### Aim
Drop every picture and give the entries back exactly.

------

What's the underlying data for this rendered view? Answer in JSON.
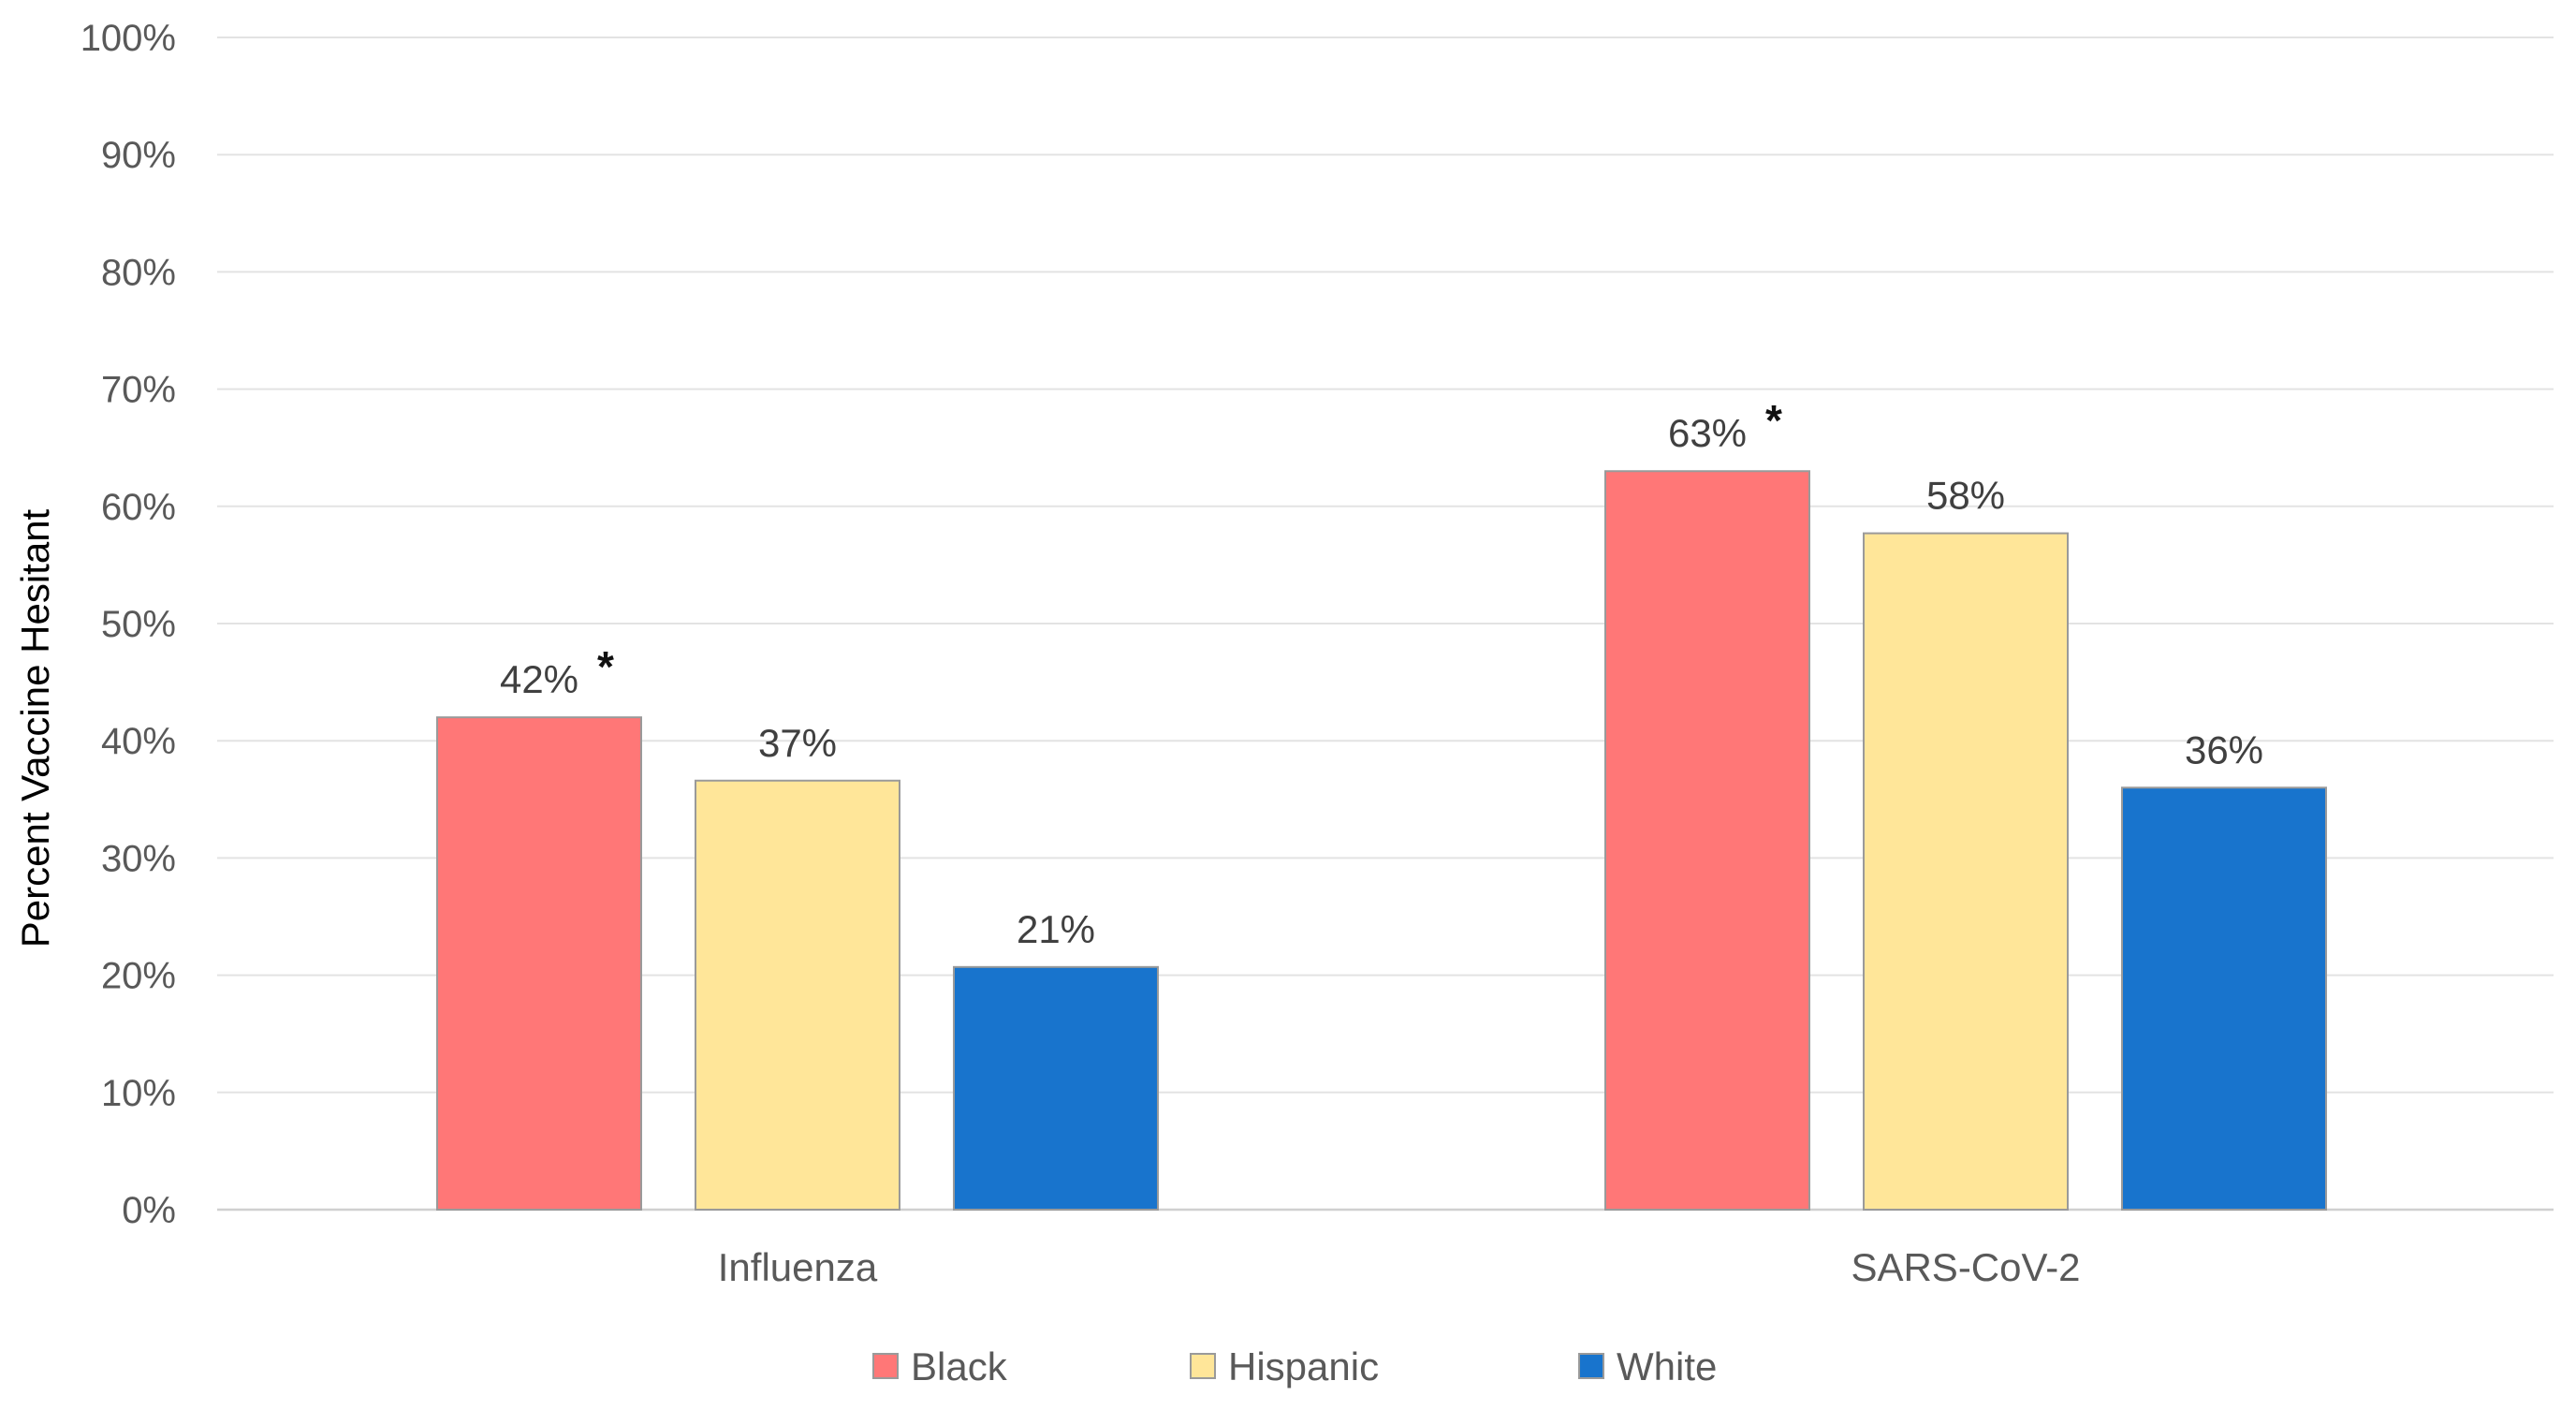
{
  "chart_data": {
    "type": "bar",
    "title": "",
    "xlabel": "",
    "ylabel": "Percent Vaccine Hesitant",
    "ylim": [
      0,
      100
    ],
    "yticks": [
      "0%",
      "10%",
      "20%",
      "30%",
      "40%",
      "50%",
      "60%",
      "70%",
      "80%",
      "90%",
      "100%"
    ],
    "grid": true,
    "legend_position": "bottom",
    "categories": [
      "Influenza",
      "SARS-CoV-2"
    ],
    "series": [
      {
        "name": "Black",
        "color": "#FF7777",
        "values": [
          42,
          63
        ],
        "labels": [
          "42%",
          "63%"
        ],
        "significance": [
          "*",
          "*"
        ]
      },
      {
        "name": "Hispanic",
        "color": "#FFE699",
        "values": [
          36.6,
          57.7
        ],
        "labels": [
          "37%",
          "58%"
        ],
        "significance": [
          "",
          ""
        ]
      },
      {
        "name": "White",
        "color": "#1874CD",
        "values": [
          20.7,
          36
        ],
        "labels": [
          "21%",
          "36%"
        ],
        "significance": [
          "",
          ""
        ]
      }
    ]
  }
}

------

### Written reply
What's the underlying data for this rendered view? Answer in JSON.
{
  "chart_data": {
    "type": "bar",
    "title": "",
    "xlabel": "",
    "ylabel": "Percent Vaccine Hesitant",
    "ylim": [
      0,
      100
    ],
    "yticks": [
      "0%",
      "10%",
      "20%",
      "30%",
      "40%",
      "50%",
      "60%",
      "70%",
      "80%",
      "90%",
      "100%"
    ],
    "grid": true,
    "legend_position": "bottom",
    "categories": [
      "Influenza",
      "SARS-CoV-2"
    ],
    "series": [
      {
        "name": "Black",
        "color": "#FF7777",
        "values": [
          42,
          63
        ],
        "labels": [
          "42%",
          "63%"
        ],
        "significance": [
          "*",
          "*"
        ]
      },
      {
        "name": "Hispanic",
        "color": "#FFE699",
        "values": [
          36.6,
          57.7
        ],
        "labels": [
          "37%",
          "58%"
        ],
        "significance": [
          "",
          ""
        ]
      },
      {
        "name": "White",
        "color": "#1874CD",
        "values": [
          20.7,
          36
        ],
        "labels": [
          "21%",
          "36%"
        ],
        "significance": [
          "",
          ""
        ]
      }
    ]
  }
}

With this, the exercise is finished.